* **What you should do**:
Gather each line in the entries that includes the string "libreoffice".
start
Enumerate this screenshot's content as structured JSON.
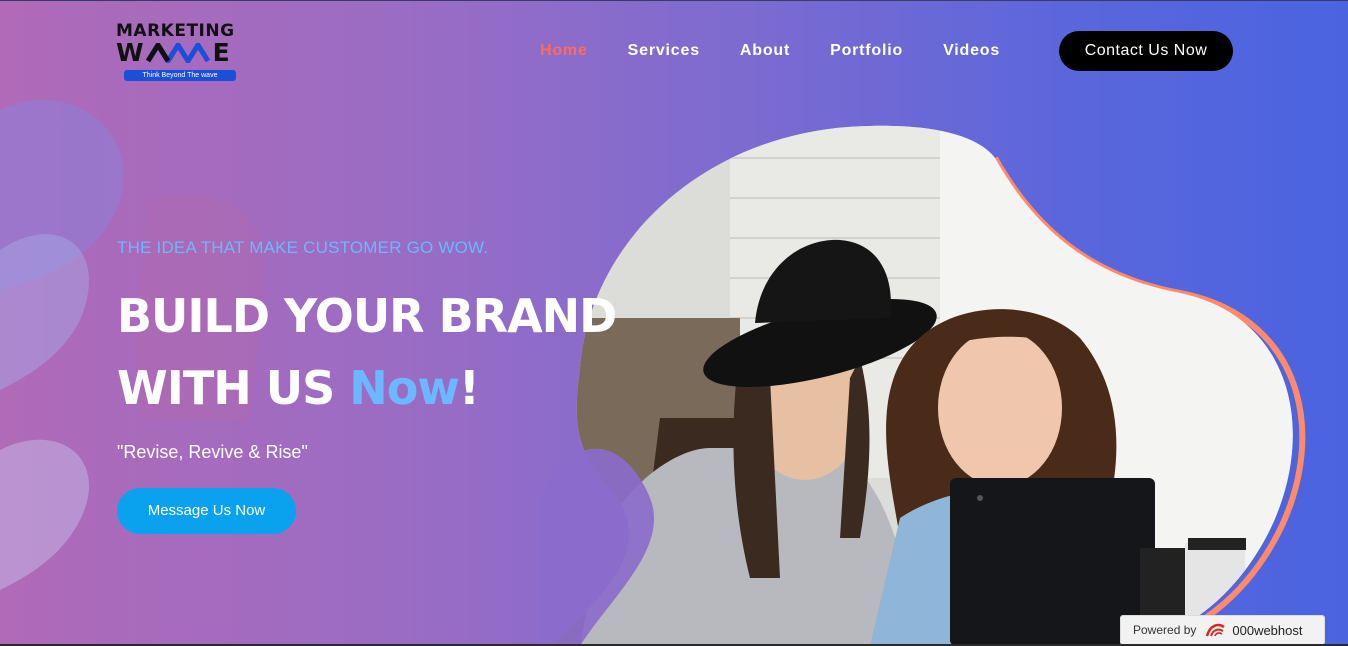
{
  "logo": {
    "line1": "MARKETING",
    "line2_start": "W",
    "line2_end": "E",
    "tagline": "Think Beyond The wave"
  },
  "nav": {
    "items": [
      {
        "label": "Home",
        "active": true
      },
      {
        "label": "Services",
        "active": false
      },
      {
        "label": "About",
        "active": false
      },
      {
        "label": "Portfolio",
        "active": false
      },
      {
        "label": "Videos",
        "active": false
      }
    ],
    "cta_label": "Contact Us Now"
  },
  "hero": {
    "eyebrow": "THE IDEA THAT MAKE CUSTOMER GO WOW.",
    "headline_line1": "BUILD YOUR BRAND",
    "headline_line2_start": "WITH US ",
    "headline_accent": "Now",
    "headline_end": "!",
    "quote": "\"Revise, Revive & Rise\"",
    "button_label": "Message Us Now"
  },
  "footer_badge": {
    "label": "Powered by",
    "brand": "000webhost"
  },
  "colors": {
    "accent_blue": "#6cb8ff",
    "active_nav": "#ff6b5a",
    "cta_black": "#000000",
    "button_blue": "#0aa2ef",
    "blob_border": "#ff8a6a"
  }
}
end
start
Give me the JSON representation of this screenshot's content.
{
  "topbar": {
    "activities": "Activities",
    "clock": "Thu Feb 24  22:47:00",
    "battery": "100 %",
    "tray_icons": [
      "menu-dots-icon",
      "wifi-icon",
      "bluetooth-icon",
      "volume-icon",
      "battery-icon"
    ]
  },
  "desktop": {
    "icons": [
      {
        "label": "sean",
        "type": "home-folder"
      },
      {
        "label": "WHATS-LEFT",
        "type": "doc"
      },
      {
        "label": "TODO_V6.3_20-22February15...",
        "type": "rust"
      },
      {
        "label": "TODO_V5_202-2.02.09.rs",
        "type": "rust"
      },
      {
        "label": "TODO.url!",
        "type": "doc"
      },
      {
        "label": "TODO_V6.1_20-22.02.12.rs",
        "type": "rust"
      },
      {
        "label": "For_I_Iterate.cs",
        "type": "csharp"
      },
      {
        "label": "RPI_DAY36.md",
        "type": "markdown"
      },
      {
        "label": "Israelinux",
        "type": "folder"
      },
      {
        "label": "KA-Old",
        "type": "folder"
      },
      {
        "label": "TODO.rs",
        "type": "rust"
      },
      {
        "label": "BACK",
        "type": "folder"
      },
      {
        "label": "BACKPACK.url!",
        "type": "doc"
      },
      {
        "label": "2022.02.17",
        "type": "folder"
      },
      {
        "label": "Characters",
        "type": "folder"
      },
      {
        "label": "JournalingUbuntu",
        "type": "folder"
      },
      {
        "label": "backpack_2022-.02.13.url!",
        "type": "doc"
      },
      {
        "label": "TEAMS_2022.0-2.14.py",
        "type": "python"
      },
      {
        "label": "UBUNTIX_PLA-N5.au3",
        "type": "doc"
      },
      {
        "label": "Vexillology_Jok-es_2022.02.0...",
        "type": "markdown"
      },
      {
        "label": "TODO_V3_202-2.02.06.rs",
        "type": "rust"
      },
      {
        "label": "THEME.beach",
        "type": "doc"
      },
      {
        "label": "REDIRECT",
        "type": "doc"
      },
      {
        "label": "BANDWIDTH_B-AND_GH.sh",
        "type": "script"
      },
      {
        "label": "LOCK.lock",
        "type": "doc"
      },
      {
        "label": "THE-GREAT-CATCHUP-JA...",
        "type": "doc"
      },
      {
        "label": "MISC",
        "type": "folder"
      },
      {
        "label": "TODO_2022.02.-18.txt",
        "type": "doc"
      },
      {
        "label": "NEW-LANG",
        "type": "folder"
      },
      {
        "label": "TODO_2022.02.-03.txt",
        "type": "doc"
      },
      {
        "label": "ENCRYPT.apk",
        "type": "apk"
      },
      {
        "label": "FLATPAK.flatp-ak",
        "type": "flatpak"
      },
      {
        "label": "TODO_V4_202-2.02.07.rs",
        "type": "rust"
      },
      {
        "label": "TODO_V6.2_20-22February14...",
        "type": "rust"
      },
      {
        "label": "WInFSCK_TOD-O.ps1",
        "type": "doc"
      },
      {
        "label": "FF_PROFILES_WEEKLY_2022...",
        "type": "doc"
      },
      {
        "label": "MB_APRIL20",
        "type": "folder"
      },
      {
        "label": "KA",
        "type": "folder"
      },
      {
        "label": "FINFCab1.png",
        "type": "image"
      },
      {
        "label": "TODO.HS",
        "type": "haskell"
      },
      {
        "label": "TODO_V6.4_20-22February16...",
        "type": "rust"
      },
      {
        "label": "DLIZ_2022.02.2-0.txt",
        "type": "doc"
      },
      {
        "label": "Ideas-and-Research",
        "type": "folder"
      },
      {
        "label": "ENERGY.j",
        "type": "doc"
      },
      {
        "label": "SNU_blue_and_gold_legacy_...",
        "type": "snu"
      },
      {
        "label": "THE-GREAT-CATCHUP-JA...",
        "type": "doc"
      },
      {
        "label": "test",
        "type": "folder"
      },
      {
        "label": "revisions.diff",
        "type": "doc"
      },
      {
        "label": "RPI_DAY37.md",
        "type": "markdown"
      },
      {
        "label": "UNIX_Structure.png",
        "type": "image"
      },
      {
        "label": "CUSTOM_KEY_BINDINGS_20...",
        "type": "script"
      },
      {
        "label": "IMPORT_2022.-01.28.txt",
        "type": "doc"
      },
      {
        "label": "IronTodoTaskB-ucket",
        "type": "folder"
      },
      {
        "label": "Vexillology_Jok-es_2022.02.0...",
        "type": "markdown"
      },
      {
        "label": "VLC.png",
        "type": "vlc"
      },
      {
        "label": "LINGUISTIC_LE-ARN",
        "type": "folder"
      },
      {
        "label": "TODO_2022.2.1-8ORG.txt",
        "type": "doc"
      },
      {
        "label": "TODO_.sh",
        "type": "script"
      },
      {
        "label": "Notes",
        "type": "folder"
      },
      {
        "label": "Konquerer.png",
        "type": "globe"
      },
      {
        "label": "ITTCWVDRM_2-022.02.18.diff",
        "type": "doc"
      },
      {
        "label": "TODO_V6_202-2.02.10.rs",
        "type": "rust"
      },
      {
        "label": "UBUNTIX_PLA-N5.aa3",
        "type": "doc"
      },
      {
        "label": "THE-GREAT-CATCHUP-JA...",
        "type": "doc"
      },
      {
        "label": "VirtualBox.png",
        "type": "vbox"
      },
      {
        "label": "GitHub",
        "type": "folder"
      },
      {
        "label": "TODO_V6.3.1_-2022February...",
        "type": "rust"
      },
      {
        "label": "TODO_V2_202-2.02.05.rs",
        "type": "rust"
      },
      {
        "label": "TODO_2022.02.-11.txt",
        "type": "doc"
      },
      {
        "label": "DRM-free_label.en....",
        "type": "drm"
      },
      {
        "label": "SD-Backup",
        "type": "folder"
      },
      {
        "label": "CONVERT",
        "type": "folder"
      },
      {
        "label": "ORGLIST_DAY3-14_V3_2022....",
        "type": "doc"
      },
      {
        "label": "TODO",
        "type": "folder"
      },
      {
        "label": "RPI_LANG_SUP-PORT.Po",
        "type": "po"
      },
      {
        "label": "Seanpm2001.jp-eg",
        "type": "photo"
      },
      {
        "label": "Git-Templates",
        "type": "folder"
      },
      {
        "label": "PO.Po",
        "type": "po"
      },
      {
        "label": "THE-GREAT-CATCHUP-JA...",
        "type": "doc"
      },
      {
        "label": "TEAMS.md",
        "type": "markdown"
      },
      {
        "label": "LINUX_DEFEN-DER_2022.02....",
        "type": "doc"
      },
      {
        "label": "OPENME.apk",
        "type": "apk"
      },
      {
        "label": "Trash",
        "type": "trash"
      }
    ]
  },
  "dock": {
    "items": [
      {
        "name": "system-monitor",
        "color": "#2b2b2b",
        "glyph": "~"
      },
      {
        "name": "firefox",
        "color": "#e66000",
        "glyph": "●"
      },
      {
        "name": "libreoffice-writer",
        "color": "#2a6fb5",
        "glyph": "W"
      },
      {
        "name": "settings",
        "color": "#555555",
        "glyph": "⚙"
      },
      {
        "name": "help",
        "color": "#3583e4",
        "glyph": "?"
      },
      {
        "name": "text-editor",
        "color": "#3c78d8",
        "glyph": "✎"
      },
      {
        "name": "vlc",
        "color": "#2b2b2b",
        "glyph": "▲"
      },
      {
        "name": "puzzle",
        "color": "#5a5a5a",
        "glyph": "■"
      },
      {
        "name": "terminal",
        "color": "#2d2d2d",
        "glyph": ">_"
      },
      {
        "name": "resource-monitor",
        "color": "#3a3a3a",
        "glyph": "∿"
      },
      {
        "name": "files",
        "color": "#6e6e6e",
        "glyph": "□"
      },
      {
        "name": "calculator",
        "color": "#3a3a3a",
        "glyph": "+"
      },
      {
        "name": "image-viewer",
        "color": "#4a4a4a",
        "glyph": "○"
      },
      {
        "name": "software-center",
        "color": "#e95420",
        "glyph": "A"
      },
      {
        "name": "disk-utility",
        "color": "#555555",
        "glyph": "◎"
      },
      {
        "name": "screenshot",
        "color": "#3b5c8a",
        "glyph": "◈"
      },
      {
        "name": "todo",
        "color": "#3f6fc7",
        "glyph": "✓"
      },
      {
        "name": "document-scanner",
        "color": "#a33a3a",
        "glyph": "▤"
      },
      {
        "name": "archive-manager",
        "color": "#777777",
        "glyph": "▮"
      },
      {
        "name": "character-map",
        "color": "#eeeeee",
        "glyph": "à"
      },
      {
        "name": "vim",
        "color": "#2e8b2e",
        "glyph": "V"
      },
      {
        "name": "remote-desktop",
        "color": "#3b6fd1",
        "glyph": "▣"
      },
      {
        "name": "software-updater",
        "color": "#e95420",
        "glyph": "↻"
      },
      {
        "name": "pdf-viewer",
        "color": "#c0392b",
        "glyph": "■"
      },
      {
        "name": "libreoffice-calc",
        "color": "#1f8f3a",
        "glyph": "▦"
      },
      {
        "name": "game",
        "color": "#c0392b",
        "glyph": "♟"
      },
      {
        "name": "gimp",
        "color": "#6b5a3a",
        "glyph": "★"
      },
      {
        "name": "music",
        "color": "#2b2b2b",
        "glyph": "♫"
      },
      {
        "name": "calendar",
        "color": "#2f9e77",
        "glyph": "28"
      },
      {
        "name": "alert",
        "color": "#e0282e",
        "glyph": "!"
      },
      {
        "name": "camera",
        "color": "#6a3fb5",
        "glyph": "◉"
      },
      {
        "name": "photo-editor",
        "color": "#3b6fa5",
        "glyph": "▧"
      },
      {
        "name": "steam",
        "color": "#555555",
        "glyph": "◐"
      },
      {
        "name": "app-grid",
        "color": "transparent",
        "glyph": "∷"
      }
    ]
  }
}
end
* **Solution to the exercise**:
        "name": "libreoffice-writer",
        "name": "libreoffice-calc",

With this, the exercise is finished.